[JOB] Transcribe exactly the stretch of lines beginning at the one containing "Transcribe this image's" and closing with the last line of the entries below. Omit images.

[Data entries]
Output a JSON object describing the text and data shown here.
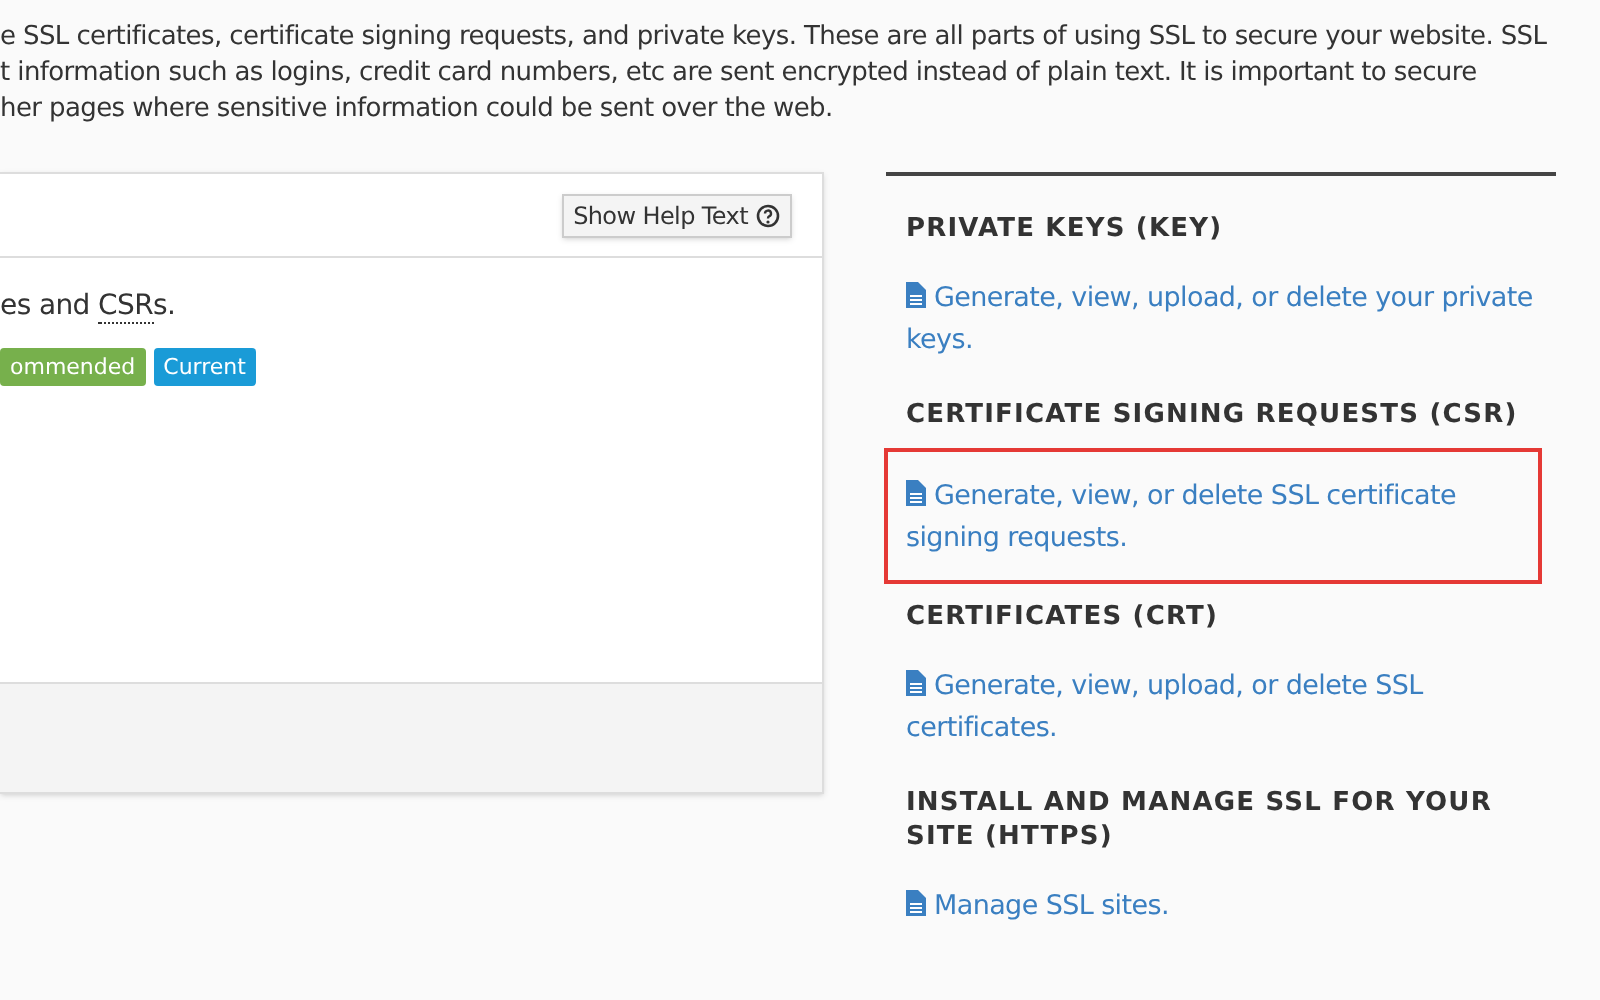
{
  "intro_lines": [
    "e SSL certificates, certificate signing requests, and private keys. These are all parts of using SSL to secure your website. SSL",
    "t information such as logins, credit card numbers, etc are sent encrypted instead of plain text. It is important to secure",
    "her pages where sensitive information could be sent over the web."
  ],
  "panel": {
    "help_button": "Show Help Text",
    "body_text": "es and ",
    "abbr": "CSR",
    "body_tail": "s.",
    "badges": [
      {
        "label": "ommended",
        "color": "#77b04c"
      },
      {
        "label": "Current",
        "color": "#1a9bd7"
      }
    ]
  },
  "sections": [
    {
      "heading": "PRIVATE KEYS (KEY)",
      "link": "Generate, view, upload, or delete your private keys.",
      "highlighted": false
    },
    {
      "heading": "CERTIFICATE SIGNING REQUESTS (CSR)",
      "link": "Generate, view, or delete SSL certificate signing requests.",
      "highlighted": true
    },
    {
      "heading": "CERTIFICATES (CRT)",
      "link": "Generate, view, upload, or delete SSL certificates.",
      "highlighted": false
    },
    {
      "heading": "INSTALL AND MANAGE SSL FOR YOUR SITE (HTTPS)",
      "link": "Manage SSL sites.",
      "highlighted": false
    }
  ]
}
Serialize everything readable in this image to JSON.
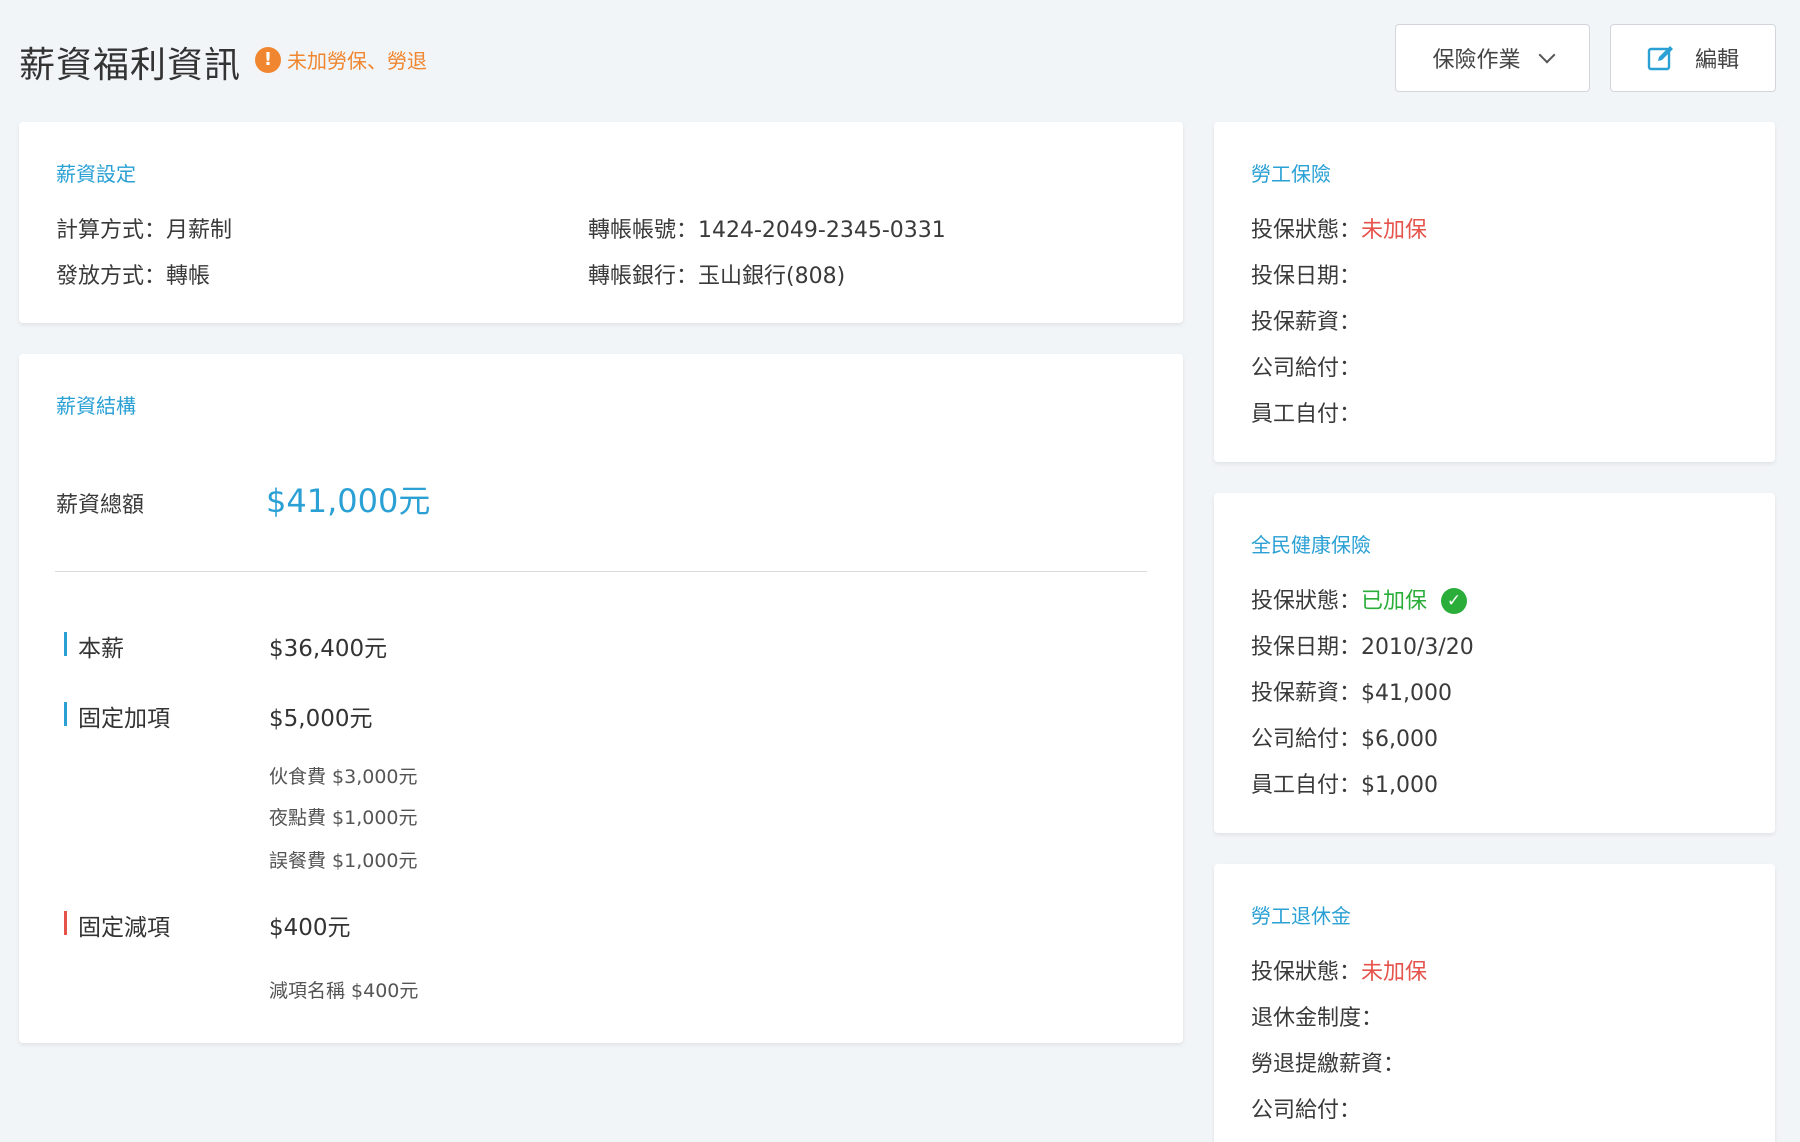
{
  "header": {
    "title": "薪資福利資訊",
    "warning": "未加勞保、勞退",
    "insurance_button": "保險作業",
    "edit_button": "編輯"
  },
  "salary_settings": {
    "title": "薪資設定",
    "calc_method": "計算方式：月薪制",
    "pay_method": "發放方式：轉帳",
    "account": "轉帳帳號：1424-2049-2345-0331",
    "bank": "轉帳銀行：玉山銀行(808)"
  },
  "salary_structure": {
    "title": "薪資結構",
    "total_label": "薪資總額",
    "total_value": "$41,000元",
    "base_label": "本薪",
    "base_value": "$36,400元",
    "additions_label": "固定加項",
    "additions_value": "$5,000元",
    "additions_items": [
      "伙食費  $3,000元",
      "夜點費  $1,000元",
      "誤餐費  $1,000元"
    ],
    "deductions_label": "固定減項",
    "deductions_value": "$400元",
    "deductions_items": [
      "減項名稱  $400元"
    ]
  },
  "labor_insurance": {
    "title": "勞工保險",
    "status_label": "投保狀態：",
    "status_value": "未加保",
    "date": "投保日期：",
    "salary": "投保薪資：",
    "company": "公司給付：",
    "employee": "員工自付："
  },
  "health_insurance": {
    "title": "全民健康保險",
    "status_label": "投保狀態：",
    "status_value": "已加保",
    "date": "投保日期：2010/3/20",
    "salary": "投保薪資：$41,000",
    "company": "公司給付：$6,000",
    "employee": "員工自付：$1,000"
  },
  "pension": {
    "title": "勞工退休金",
    "status_label": "投保狀態：",
    "status_value": "未加保",
    "system": "退休金制度：",
    "contribution": "勞退提繳薪資：",
    "company": "公司給付："
  },
  "colors": {
    "accent": "#2aa0d4",
    "warning": "#f0862f",
    "danger": "#e5534b",
    "success": "#2bad3a"
  }
}
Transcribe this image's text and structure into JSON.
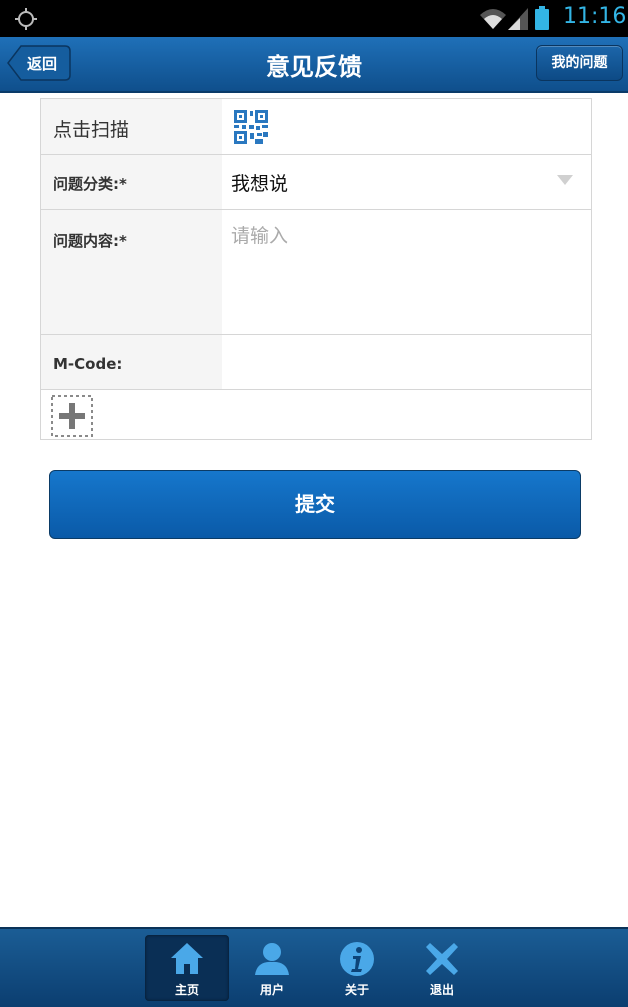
{
  "status_bar": {
    "time": "11:16"
  },
  "header": {
    "back_label": "返回",
    "title": "意见反馈",
    "my_questions_label": "我的问题"
  },
  "form": {
    "scan_label": "点击扫描",
    "category_label": "问题分类:*",
    "category_value": "我想说",
    "content_label": "问题内容:*",
    "content_placeholder": "请输入",
    "mcode_label": "M-Code:",
    "mcode_value": ""
  },
  "submit_label": "提交",
  "tabs": [
    {
      "label": "主页",
      "icon": "home-icon",
      "active": true
    },
    {
      "label": "用户",
      "icon": "user-icon",
      "active": false
    },
    {
      "label": "关于",
      "icon": "info-icon",
      "active": false
    },
    {
      "label": "退出",
      "icon": "close-icon",
      "active": false
    }
  ],
  "colors": {
    "header": "#1566ad",
    "accent": "#33b5e5",
    "button": "#0f66b8",
    "tab_icon": "#4aa8e8"
  }
}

[RESPONSE BELOW]
Transcribe this image's text and structure into JSON.
{
  "status_bar": {
    "time": "11:16"
  },
  "header": {
    "back_label": "返回",
    "title": "意见反馈",
    "my_questions_label": "我的问题"
  },
  "form": {
    "scan_label": "点击扫描",
    "category_label": "问题分类:*",
    "category_value": "我想说",
    "content_label": "问题内容:*",
    "content_placeholder": "请输入",
    "mcode_label": "M-Code:",
    "mcode_value": ""
  },
  "submit_label": "提交",
  "tabs": [
    {
      "label": "主页",
      "icon": "home-icon",
      "active": true
    },
    {
      "label": "用户",
      "icon": "user-icon",
      "active": false
    },
    {
      "label": "关于",
      "icon": "info-icon",
      "active": false
    },
    {
      "label": "退出",
      "icon": "close-icon",
      "active": false
    }
  ],
  "colors": {
    "header": "#1566ad",
    "accent": "#33b5e5",
    "button": "#0f66b8",
    "tab_icon": "#4aa8e8"
  }
}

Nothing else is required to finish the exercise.